*Exercise objective*: Can you pull out each line of the data below that includes the word "color"?

——————————

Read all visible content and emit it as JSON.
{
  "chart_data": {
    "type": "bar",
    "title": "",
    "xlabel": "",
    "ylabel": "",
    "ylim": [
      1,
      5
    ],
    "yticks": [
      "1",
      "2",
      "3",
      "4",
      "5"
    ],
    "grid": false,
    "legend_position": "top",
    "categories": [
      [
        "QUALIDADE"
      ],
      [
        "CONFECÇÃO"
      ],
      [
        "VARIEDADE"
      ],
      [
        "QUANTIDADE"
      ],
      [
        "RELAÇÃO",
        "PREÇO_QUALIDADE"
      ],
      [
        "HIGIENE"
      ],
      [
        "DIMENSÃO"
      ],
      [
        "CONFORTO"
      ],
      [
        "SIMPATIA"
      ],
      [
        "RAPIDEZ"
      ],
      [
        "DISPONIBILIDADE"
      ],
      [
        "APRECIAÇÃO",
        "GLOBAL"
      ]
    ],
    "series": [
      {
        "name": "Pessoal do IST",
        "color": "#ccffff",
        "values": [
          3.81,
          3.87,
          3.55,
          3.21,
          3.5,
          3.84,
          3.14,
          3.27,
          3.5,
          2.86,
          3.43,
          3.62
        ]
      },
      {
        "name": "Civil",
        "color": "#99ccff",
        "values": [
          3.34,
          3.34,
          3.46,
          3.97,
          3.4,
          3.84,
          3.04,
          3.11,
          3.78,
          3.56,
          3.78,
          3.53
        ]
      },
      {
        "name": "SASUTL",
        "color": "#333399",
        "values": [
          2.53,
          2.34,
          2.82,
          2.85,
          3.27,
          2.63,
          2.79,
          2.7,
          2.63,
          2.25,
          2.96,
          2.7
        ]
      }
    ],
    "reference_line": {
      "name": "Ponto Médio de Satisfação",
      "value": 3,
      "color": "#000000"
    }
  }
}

——————————

*Result of this task*:
        "color": "#ccffff",
        "color": "#99ccff",
        "color": "#333399",
      "color": "#000000"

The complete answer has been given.